Aim of the task:
Return each line containing the string "Раздел".

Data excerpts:

+ + + + + + +

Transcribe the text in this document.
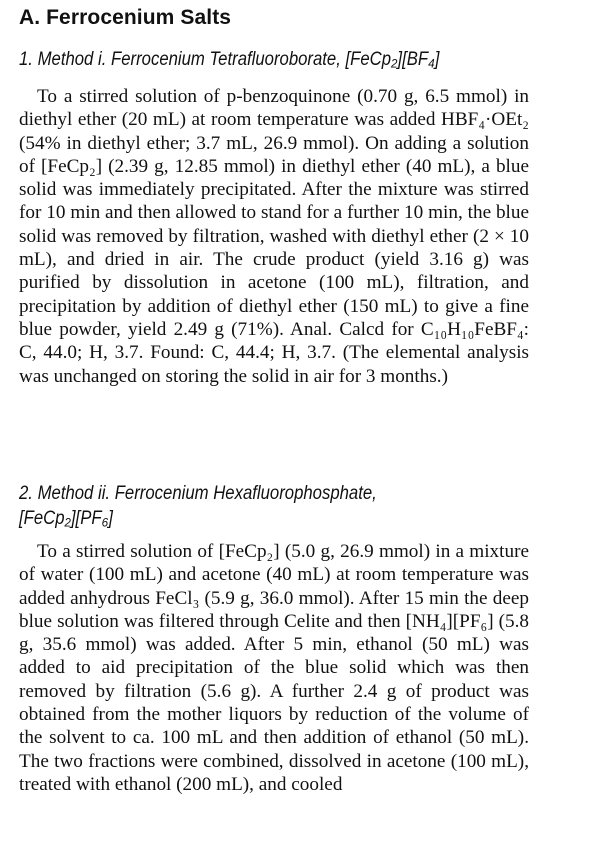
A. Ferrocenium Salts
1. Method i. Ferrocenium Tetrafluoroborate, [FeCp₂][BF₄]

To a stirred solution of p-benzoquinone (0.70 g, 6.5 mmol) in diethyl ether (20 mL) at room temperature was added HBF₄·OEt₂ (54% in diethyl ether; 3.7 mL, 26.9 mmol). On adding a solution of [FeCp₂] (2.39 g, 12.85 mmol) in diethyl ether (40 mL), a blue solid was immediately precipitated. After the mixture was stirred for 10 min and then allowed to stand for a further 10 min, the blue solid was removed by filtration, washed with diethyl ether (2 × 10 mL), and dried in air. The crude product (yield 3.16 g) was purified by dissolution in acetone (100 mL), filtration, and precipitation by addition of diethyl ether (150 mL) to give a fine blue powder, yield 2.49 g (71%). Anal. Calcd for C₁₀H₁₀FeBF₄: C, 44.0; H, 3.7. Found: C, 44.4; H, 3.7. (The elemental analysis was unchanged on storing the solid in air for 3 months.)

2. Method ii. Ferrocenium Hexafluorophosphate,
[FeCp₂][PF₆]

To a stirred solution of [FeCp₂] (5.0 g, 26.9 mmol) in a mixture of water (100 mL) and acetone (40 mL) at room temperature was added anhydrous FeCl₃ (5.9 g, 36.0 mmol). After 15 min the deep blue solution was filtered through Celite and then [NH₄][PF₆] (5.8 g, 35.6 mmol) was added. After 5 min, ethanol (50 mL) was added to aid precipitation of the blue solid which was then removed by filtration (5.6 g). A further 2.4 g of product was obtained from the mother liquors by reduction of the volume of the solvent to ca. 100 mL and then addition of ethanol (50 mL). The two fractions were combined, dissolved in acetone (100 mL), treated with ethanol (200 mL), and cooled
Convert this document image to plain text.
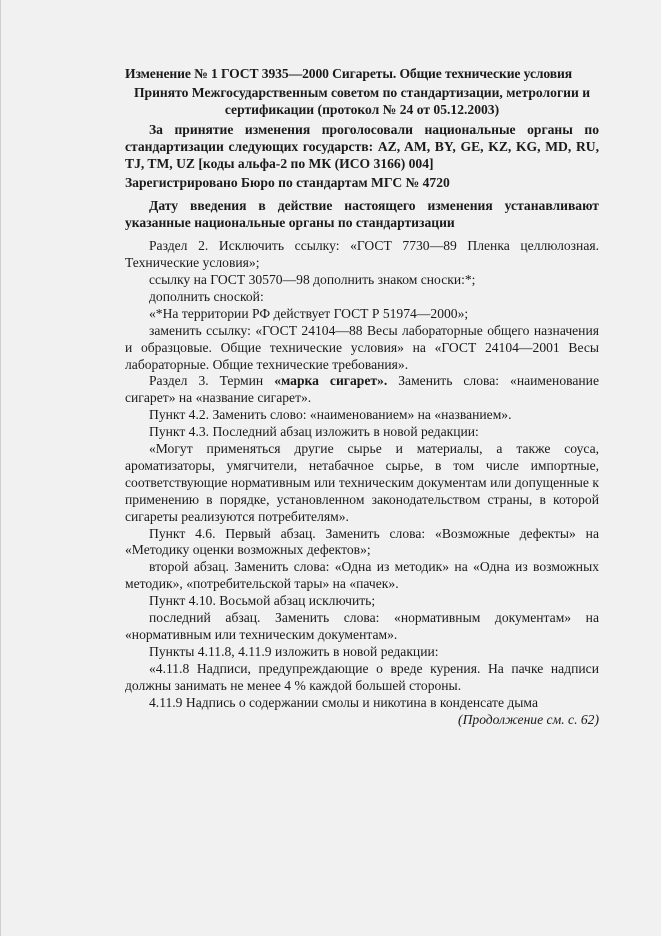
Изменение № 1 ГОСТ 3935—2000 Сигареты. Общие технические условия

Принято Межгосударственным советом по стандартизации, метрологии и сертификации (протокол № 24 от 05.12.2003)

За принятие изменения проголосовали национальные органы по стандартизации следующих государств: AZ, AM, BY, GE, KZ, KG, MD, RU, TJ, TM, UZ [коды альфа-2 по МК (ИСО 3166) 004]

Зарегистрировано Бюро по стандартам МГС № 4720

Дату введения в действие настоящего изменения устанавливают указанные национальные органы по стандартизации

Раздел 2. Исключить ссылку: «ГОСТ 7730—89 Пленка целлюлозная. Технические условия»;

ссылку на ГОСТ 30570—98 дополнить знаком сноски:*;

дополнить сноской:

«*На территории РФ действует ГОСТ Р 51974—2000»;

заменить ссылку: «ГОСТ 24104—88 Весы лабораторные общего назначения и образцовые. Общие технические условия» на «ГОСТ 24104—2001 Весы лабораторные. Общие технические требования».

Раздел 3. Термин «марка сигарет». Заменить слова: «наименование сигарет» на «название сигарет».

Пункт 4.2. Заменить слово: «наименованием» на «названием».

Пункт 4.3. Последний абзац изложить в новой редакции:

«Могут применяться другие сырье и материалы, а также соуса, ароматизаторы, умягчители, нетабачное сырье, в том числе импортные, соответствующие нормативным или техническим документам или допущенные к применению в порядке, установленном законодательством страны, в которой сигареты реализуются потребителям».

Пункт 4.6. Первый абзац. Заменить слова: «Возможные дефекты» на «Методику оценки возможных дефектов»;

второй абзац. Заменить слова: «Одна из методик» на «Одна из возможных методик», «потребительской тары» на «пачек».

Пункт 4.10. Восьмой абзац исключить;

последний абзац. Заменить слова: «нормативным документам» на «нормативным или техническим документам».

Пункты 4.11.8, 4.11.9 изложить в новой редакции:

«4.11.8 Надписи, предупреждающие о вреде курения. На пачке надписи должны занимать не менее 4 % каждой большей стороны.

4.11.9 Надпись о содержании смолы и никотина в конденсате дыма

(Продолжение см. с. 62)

+ + + + + + +

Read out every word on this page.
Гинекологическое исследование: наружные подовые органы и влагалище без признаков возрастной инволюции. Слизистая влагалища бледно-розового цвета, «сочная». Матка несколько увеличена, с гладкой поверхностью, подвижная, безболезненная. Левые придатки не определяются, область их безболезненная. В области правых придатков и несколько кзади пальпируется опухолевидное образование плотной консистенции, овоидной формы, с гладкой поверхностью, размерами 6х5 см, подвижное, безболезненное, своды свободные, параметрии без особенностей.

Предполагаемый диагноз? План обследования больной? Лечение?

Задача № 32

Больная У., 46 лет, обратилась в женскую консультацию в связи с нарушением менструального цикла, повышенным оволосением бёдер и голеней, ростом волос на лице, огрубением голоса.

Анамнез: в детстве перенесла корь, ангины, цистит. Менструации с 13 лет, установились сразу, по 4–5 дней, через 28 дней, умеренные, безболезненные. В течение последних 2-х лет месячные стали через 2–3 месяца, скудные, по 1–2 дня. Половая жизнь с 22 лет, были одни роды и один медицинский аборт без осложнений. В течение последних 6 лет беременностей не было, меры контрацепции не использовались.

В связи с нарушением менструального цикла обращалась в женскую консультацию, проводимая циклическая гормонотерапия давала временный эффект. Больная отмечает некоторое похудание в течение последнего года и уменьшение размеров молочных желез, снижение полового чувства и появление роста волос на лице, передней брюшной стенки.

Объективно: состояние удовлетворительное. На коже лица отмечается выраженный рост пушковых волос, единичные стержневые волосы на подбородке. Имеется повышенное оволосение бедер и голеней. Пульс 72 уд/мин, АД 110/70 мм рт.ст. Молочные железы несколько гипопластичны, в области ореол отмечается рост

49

+ + + + + + +

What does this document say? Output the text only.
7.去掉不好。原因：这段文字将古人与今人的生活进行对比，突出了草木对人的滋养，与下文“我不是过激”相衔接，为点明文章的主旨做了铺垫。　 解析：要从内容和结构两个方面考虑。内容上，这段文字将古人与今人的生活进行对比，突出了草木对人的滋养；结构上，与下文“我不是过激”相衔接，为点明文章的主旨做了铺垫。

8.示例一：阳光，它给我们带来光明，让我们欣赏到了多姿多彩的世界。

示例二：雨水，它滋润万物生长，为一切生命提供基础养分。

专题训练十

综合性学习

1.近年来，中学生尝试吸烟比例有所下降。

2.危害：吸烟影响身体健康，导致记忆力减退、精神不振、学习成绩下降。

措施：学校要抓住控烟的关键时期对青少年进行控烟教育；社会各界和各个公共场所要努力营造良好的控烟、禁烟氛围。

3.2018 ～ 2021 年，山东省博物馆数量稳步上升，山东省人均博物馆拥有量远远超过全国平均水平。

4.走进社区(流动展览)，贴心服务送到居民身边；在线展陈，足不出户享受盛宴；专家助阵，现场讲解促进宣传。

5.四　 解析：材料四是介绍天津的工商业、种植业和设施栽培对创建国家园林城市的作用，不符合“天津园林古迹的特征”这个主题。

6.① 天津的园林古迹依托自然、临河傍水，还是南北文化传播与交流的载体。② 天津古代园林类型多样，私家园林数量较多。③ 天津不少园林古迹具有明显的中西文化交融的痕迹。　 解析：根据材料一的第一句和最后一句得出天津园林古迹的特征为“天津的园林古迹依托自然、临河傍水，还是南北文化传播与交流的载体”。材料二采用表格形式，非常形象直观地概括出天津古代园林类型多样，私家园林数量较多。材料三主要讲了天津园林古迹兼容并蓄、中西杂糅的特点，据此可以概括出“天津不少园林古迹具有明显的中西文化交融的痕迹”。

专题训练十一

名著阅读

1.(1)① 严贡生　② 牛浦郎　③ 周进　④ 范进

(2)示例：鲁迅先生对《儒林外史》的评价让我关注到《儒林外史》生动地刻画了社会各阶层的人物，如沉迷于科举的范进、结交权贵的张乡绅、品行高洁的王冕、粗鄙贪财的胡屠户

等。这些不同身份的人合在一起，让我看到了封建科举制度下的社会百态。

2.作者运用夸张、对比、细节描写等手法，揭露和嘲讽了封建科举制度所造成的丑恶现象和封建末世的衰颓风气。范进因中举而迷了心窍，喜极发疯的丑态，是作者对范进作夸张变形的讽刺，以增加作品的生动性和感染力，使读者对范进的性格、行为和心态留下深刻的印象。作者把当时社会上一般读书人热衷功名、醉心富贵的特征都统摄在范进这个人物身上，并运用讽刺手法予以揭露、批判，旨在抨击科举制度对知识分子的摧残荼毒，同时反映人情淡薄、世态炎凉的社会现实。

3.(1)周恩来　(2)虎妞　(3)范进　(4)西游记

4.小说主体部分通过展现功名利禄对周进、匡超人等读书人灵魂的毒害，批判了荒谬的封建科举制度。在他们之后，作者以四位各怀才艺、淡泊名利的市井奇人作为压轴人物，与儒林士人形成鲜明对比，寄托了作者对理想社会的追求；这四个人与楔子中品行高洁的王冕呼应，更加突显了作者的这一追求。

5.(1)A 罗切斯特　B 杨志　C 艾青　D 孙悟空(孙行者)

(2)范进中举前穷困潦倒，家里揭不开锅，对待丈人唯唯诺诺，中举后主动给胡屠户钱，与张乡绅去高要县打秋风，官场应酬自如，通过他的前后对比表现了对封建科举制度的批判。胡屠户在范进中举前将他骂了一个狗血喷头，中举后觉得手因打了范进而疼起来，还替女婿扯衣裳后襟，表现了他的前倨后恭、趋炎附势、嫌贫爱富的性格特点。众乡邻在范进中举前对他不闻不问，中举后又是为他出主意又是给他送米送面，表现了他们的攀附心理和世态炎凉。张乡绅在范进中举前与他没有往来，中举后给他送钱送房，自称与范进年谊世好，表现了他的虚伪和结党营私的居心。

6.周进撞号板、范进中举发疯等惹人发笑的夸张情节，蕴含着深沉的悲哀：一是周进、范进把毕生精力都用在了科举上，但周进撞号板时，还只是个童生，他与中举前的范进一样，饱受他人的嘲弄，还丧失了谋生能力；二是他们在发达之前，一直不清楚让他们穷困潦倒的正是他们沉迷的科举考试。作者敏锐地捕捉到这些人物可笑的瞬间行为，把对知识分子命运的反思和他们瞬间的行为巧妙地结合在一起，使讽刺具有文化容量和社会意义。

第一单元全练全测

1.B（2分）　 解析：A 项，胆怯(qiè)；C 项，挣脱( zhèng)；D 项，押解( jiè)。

+ + + + + + +

Complete answer:
Раздел 2. Исключить ссылку: «ГОСТ 7730—89 Пленка целлюлозная. Технические условия»;
Раздел 3. Термин «марка сигарет». Заменить слова: «наименование сигарет» на «название сигарет».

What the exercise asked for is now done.